→ Short task
Retype precisely the section of the data that starts at the line containing "Extract all readable text from this page." and runs to its final line, ends included.
━━━━━ Data section
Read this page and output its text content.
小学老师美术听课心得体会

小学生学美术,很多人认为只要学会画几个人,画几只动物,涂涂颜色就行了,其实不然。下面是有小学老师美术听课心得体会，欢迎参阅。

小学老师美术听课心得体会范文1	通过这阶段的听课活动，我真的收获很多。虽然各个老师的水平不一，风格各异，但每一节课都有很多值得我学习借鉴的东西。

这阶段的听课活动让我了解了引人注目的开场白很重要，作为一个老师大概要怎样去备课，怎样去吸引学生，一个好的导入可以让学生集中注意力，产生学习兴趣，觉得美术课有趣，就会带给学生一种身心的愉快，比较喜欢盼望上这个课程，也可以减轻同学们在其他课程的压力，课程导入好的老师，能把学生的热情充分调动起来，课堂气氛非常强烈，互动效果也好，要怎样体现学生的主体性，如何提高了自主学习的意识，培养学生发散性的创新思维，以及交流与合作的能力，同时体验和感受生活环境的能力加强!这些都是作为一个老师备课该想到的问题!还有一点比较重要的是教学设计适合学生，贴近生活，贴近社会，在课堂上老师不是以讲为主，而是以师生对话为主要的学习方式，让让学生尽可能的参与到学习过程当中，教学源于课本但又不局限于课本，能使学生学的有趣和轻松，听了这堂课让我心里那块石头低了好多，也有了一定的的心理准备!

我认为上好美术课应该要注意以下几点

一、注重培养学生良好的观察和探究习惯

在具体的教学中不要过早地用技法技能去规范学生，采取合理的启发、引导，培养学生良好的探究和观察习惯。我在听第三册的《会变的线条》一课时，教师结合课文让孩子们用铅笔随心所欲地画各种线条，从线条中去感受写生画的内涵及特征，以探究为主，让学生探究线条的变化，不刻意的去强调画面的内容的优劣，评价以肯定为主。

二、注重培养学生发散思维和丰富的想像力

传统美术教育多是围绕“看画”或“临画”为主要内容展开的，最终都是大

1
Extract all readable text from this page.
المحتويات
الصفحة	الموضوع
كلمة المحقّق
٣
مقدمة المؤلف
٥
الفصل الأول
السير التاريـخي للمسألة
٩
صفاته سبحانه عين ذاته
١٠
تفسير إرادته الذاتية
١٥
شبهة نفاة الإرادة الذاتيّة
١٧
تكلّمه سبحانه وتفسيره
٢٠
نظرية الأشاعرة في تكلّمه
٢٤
━━━━━━━━━━
→ Result for this task
Extract all readable text from this page.
المحتويات
الصفحة	الموضوع
كلمة المحقّق
٣
مقدمة المؤلف
٥
الفصل الأول
السير التاريـخي للمسألة
٩
صفاته سبحانه عين ذاته
١٠
تفسير إرادته الذاتية
١٥
شبهة نفاة الإرادة الذاتيّة
١٧
تكلّمه سبحانه وتفسيره
٢٠
نظرية الأشاعرة في تكلّمه
٢٤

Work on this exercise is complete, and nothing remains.